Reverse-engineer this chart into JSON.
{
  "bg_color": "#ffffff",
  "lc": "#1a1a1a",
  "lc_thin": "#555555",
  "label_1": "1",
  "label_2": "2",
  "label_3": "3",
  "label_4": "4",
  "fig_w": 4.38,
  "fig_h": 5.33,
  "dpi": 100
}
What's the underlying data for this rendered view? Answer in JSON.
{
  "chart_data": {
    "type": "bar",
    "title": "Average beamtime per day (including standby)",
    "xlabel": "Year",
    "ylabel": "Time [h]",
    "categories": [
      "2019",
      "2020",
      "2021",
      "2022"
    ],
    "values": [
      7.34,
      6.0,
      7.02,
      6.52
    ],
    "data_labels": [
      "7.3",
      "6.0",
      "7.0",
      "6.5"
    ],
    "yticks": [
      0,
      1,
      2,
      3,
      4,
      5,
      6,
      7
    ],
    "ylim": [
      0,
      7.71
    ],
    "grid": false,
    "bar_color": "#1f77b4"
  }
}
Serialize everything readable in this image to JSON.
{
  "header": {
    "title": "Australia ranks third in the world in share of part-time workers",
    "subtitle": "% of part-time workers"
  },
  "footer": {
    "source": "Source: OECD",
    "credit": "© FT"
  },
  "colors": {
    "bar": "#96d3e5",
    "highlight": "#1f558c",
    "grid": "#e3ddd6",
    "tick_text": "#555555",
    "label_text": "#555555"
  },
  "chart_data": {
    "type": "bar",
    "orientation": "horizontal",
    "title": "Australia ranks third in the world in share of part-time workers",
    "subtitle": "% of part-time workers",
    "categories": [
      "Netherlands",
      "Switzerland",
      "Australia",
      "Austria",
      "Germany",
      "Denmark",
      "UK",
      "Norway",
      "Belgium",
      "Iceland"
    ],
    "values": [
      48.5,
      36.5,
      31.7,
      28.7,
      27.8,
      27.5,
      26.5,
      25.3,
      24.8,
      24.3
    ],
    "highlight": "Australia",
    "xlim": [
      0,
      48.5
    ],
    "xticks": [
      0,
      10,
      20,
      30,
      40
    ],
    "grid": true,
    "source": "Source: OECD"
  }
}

SHORT PROBLEM: Provide all the records again, word for word.

RESULT OF THE TASK:
Reverse-engineer this chart into JSON.
{
  "bg_color": "#ffffff",
  "lc": "#1a1a1a",
  "lc_thin": "#555555",
  "label_1": "1",
  "label_2": "2",
  "label_3": "3",
  "label_4": "4",
  "fig_w": 4.38,
  "fig_h": 5.33,
  "dpi": 100
}
What's the underlying data for this rendered view? Answer in JSON.
{
  "chart_data": {
    "type": "bar",
    "title": "Average beamtime per day (including standby)",
    "xlabel": "Year",
    "ylabel": "Time [h]",
    "categories": [
      "2019",
      "2020",
      "2021",
      "2022"
    ],
    "values": [
      7.34,
      6.0,
      7.02,
      6.52
    ],
    "data_labels": [
      "7.3",
      "6.0",
      "7.0",
      "6.5"
    ],
    "yticks": [
      0,
      1,
      2,
      3,
      4,
      5,
      6,
      7
    ],
    "ylim": [
      0,
      7.71
    ],
    "grid": false,
    "bar_color": "#1f77b4"
  }
}
Serialize everything readable in this image to JSON.
{
  "header": {
    "title": "Australia ranks third in the world in share of part-time workers",
    "subtitle": "% of part-time workers"
  },
  "footer": {
    "source": "Source: OECD",
    "credit": "© FT"
  },
  "colors": {
    "bar": "#96d3e5",
    "highlight": "#1f558c",
    "grid": "#e3ddd6",
    "tick_text": "#555555",
    "label_text": "#555555"
  },
  "chart_data": {
    "type": "bar",
    "orientation": "horizontal",
    "title": "Australia ranks third in the world in share of part-time workers",
    "subtitle": "% of part-time workers",
    "categories": [
      "Netherlands",
      "Switzerland",
      "Australia",
      "Austria",
      "Germany",
      "Denmark",
      "UK",
      "Norway",
      "Belgium",
      "Iceland"
    ],
    "values": [
      48.5,
      36.5,
      31.7,
      28.7,
      27.8,
      27.5,
      26.5,
      25.3,
      24.8,
      24.3
    ],
    "highlight": "Australia",
    "xlim": [
      0,
      48.5
    ],
    "xticks": [
      0,
      10,
      20,
      30,
      40
    ],
    "grid": true,
    "source": "Source: OECD"
  }
}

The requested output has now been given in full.